-- Instructions for the task --
Reproduce the following material exactly, including every line.

• • •

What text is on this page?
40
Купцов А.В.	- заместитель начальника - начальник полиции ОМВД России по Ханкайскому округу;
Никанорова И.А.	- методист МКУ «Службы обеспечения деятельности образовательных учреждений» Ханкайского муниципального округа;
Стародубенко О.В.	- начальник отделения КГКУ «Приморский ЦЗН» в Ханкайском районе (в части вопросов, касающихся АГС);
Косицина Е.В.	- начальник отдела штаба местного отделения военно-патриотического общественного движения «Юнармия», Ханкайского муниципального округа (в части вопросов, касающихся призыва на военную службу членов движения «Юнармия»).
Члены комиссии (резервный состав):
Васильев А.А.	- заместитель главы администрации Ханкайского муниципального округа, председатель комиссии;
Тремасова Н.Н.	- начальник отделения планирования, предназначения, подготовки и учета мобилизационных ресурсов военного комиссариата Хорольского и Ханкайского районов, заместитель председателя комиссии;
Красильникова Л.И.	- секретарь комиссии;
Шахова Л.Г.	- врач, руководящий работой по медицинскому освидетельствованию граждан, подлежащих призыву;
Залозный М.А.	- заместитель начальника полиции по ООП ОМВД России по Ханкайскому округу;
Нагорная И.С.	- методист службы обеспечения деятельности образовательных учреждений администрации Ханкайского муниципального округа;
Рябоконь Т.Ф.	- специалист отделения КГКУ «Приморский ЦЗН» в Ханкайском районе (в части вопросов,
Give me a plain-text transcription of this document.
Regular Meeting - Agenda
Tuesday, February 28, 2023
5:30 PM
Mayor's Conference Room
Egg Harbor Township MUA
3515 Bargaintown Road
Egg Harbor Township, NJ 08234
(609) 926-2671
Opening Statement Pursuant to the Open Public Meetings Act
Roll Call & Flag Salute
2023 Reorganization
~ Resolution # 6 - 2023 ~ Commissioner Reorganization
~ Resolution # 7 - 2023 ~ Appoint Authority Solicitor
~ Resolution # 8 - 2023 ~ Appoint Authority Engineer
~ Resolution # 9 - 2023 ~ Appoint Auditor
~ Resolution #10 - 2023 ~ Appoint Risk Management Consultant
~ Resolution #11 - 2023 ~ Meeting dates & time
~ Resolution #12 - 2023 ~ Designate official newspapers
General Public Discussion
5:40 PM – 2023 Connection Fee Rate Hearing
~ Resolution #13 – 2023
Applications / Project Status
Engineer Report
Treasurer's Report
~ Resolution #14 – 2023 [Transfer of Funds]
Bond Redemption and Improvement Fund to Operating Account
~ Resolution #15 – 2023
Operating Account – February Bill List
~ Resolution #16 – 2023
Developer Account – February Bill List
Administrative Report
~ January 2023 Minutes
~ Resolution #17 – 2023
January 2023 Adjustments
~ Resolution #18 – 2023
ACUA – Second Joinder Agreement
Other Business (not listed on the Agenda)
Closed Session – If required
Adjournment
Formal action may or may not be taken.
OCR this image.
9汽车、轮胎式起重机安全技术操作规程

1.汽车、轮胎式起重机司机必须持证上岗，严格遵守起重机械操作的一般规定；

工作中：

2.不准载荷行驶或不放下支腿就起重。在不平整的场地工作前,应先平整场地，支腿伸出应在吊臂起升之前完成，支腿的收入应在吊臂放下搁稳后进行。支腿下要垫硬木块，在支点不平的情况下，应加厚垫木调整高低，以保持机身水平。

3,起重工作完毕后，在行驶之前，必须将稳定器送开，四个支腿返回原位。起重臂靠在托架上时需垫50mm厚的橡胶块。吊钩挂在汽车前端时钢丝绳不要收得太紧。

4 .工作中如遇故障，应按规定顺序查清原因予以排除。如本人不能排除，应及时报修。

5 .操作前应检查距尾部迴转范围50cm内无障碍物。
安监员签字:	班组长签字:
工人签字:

• • •

-- Expected answer --
What text is on this page?
40
Купцов А.В.	- заместитель начальника - начальник полиции ОМВД России по Ханкайскому округу;
Никанорова И.А.	- методист МКУ «Службы обеспечения деятельности образовательных учреждений» Ханкайского муниципального округа;
Стародубенко О.В.	- начальник отделения КГКУ «Приморский ЦЗН» в Ханкайском районе (в части вопросов, касающихся АГС);
Косицина Е.В.	- начальник отдела штаба местного отделения военно-патриотического общественного движения «Юнармия», Ханкайского муниципального округа (в части вопросов, касающихся призыва на военную службу членов движения «Юнармия»).
Члены комиссии (резервный состав):
Васильев А.А.	- заместитель главы администрации Ханкайского муниципального округа, председатель комиссии;
Тремасова Н.Н.	- начальник отделения планирования, предназначения, подготовки и учета мобилизационных ресурсов военного комиссариата Хорольского и Ханкайского районов, заместитель председателя комиссии;
Красильникова Л.И.	- секретарь комиссии;
Шахова Л.Г.	- врач, руководящий работой по медицинскому освидетельствованию граждан, подлежащих призыву;
Залозный М.А.	- заместитель начальника полиции по ООП ОМВД России по Ханкайскому округу;
Нагорная И.С.	- методист службы обеспечения деятельности образовательных учреждений администрации Ханкайского муниципального округа;
Рябоконь Т.Ф.	- специалист отделения КГКУ «Приморский ЦЗН» в Ханкайском районе (в части вопросов,
Give me a plain-text transcription of this document.
Regular Meeting - Agenda
Tuesday, February 28, 2023
5:30 PM
Mayor's Conference Room
Egg Harbor Township MUA
3515 Bargaintown Road
Egg Harbor Township, NJ 08234
(609) 926-2671
Opening Statement Pursuant to the Open Public Meetings Act
Roll Call & Flag Salute
2023 Reorganization
~ Resolution # 6 - 2023 ~ Commissioner Reorganization
~ Resolution # 7 - 2023 ~ Appoint Authority Solicitor
~ Resolution # 8 - 2023 ~ Appoint Authority Engineer
~ Resolution # 9 - 2023 ~ Appoint Auditor
~ Resolution #10 - 2023 ~ Appoint Risk Management Consultant
~ Resolution #11 - 2023 ~ Meeting dates & time
~ Resolution #12 - 2023 ~ Designate official newspapers
General Public Discussion
5:40 PM – 2023 Connection Fee Rate Hearing
~ Resolution #13 – 2023
Applications / Project Status
Engineer Report
Treasurer's Report
~ Resolution #14 – 2023 [Transfer of Funds]
Bond Redemption and Improvement Fund to Operating Account
~ Resolution #15 – 2023
Operating Account – February Bill List
~ Resolution #16 – 2023
Developer Account – February Bill List
Administrative Report
~ January 2023 Minutes
~ Resolution #17 – 2023
January 2023 Adjustments
~ Resolution #18 – 2023
ACUA – Second Joinder Agreement
Other Business (not listed on the Agenda)
Closed Session – If required
Adjournment
Formal action may or may not be taken.
OCR this image.
9汽车、轮胎式起重机安全技术操作规程

1.汽车、轮胎式起重机司机必须持证上岗，严格遵守起重机械操作的一般规定；

工作中：

2.不准载荷行驶或不放下支腿就起重。在不平整的场地工作前,应先平整场地，支腿伸出应在吊臂起升之前完成，支腿的收入应在吊臂放下搁稳后进行。支腿下要垫硬木块，在支点不平的情况下，应加厚垫木调整高低，以保持机身水平。

3,起重工作完毕后，在行驶之前，必须将稳定器送开，四个支腿返回原位。起重臂靠在托架上时需垫50mm厚的橡胶块。吊钩挂在汽车前端时钢丝绳不要收得太紧。

4 .工作中如遇故障，应按规定顺序查清原因予以排除。如本人不能排除，应及时报修。

5 .操作前应检查距尾部迴转范围50cm内无障碍物。
安监员签字:	班组长签字:
工人签字:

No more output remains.